[BEGIN]

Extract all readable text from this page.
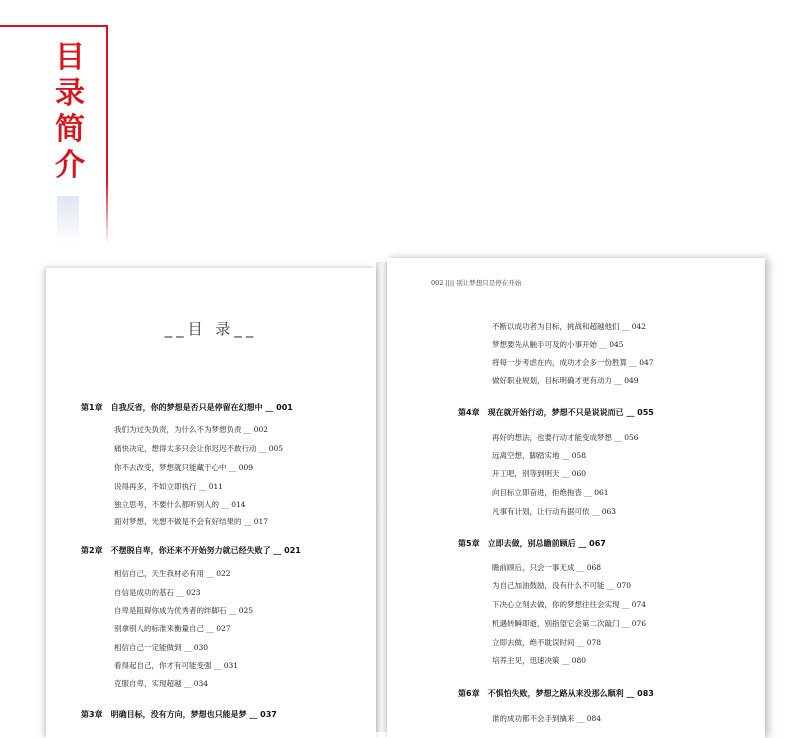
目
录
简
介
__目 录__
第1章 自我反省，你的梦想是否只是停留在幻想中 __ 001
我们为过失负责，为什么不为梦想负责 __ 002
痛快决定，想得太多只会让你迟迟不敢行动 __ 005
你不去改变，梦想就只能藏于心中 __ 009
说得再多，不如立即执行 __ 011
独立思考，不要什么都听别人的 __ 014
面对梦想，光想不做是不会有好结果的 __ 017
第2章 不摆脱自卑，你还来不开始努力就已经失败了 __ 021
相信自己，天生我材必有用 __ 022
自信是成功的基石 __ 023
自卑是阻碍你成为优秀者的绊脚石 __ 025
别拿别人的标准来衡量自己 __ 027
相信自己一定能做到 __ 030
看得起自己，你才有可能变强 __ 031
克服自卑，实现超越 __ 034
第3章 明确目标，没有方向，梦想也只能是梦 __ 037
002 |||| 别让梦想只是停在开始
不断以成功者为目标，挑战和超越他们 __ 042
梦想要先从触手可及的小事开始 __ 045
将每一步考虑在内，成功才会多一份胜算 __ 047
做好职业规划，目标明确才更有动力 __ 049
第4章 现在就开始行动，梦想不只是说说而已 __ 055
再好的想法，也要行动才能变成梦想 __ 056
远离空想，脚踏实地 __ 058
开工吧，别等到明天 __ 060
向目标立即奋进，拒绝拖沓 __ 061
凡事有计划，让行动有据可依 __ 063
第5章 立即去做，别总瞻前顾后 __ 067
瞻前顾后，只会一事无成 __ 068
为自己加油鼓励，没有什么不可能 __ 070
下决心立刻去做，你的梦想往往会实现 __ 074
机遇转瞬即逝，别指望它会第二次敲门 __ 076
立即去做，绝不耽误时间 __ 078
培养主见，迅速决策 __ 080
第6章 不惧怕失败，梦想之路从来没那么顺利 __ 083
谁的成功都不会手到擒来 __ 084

[END]

EXERCISE BRIEF:
Images in the records should not be copied. Repeat all the rest exactly.

THE RESULT:
Extract all readable text from this page.
目
录
简
介
__目 录__
第1章 自我反省，你的梦想是否只是停留在幻想中 __ 001
我们为过失负责，为什么不为梦想负责 __ 002
痛快决定，想得太多只会让你迟迟不敢行动 __ 005
你不去改变，梦想就只能藏于心中 __ 009
说得再多，不如立即执行 __ 011
独立思考，不要什么都听别人的 __ 014
面对梦想，光想不做是不会有好结果的 __ 017
第2章 不摆脱自卑，你还来不开始努力就已经失败了 __ 021
相信自己，天生我材必有用 __ 022
自信是成功的基石 __ 023
自卑是阻碍你成为优秀者的绊脚石 __ 025
别拿别人的标准来衡量自己 __ 027
相信自己一定能做到 __ 030
看得起自己，你才有可能变强 __ 031
克服自卑，实现超越 __ 034
第3章 明确目标，没有方向，梦想也只能是梦 __ 037
002 |||| 别让梦想只是停在开始
不断以成功者为目标，挑战和超越他们 __ 042
梦想要先从触手可及的小事开始 __ 045
将每一步考虑在内，成功才会多一份胜算 __ 047
做好职业规划，目标明确才更有动力 __ 049
第4章 现在就开始行动，梦想不只是说说而已 __ 055
再好的想法，也要行动才能变成梦想 __ 056
远离空想，脚踏实地 __ 058
开工吧，别等到明天 __ 060
向目标立即奋进，拒绝拖沓 __ 061
凡事有计划，让行动有据可依 __ 063
第5章 立即去做，别总瞻前顾后 __ 067
瞻前顾后，只会一事无成 __ 068
为自己加油鼓励，没有什么不可能 __ 070
下决心立刻去做，你的梦想往往会实现 __ 074
机遇转瞬即逝，别指望它会第二次敲门 __ 076
立即去做，绝不耽误时间 __ 078
培养主见，迅速决策 __ 080
第6章 不惧怕失败，梦想之路从来没那么顺利 __ 083
谁的成功都不会手到擒来 __ 084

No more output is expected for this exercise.